#### DATA PROVIDED

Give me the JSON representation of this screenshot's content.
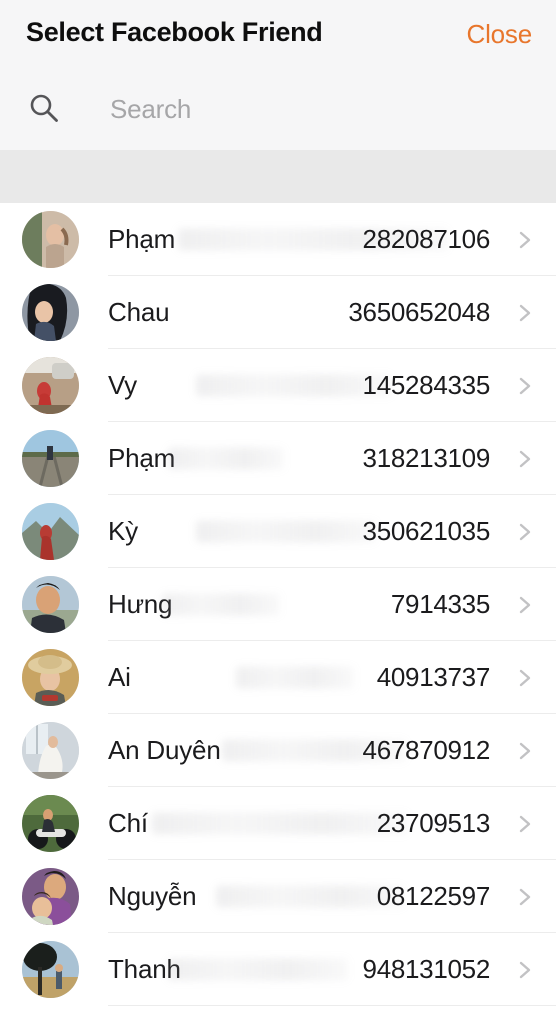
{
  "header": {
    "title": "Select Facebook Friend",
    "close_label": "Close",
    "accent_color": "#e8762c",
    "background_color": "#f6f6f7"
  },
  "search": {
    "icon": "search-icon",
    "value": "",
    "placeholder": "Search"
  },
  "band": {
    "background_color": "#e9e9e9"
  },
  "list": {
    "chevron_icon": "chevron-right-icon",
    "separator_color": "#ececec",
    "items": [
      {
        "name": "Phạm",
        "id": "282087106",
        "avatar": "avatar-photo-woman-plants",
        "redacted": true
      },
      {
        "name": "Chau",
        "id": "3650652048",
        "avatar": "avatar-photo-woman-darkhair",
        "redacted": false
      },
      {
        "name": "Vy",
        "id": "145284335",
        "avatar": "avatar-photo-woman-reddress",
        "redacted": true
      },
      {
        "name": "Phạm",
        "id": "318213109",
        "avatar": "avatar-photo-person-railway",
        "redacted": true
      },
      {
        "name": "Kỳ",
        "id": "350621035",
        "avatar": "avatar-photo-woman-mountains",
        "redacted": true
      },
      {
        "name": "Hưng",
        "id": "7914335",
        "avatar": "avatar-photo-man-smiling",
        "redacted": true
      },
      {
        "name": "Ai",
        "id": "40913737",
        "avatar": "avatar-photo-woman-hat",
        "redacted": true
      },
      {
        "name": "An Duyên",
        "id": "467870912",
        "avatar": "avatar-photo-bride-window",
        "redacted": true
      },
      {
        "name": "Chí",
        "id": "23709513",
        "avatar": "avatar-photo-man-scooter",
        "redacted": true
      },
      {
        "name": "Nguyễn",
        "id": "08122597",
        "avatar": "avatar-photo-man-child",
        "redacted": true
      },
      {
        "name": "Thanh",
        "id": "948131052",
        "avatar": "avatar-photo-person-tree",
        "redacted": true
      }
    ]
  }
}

########

_PROBLEM DESCRIPTION_: The pictures in the entries should be left out; output everything else exactly.

_SOLUTION TO THIS TASK_:
Give me the JSON representation of this screenshot's content.
{
  "header": {
    "title": "Select Facebook Friend",
    "close_label": "Close",
    "accent_color": "#e8762c",
    "background_color": "#f6f6f7"
  },
  "search": {
    "icon": "search-icon",
    "value": "",
    "placeholder": "Search"
  },
  "band": {
    "background_color": "#e9e9e9"
  },
  "list": {
    "chevron_icon": "chevron-right-icon",
    "separator_color": "#ececec",
    "items": [
      {
        "name": "Phạm",
        "id": "282087106",
        "avatar": "avatar-photo-woman-plants",
        "redacted": true
      },
      {
        "name": "Chau",
        "id": "3650652048",
        "avatar": "avatar-photo-woman-darkhair",
        "redacted": false
      },
      {
        "name": "Vy",
        "id": "145284335",
        "avatar": "avatar-photo-woman-reddress",
        "redacted": true
      },
      {
        "name": "Phạm",
        "id": "318213109",
        "avatar": "avatar-photo-person-railway",
        "redacted": true
      },
      {
        "name": "Kỳ",
        "id": "350621035",
        "avatar": "avatar-photo-woman-mountains",
        "redacted": true
      },
      {
        "name": "Hưng",
        "id": "7914335",
        "avatar": "avatar-photo-man-smiling",
        "redacted": true
      },
      {
        "name": "Ai",
        "id": "40913737",
        "avatar": "avatar-photo-woman-hat",
        "redacted": true
      },
      {
        "name": "An Duyên",
        "id": "467870912",
        "avatar": "avatar-photo-bride-window",
        "redacted": true
      },
      {
        "name": "Chí",
        "id": "23709513",
        "avatar": "avatar-photo-man-scooter",
        "redacted": true
      },
      {
        "name": "Nguyễn",
        "id": "08122597",
        "avatar": "avatar-photo-man-child",
        "redacted": true
      },
      {
        "name": "Thanh",
        "id": "948131052",
        "avatar": "avatar-photo-person-tree",
        "redacted": true
      }
    ]
  }
}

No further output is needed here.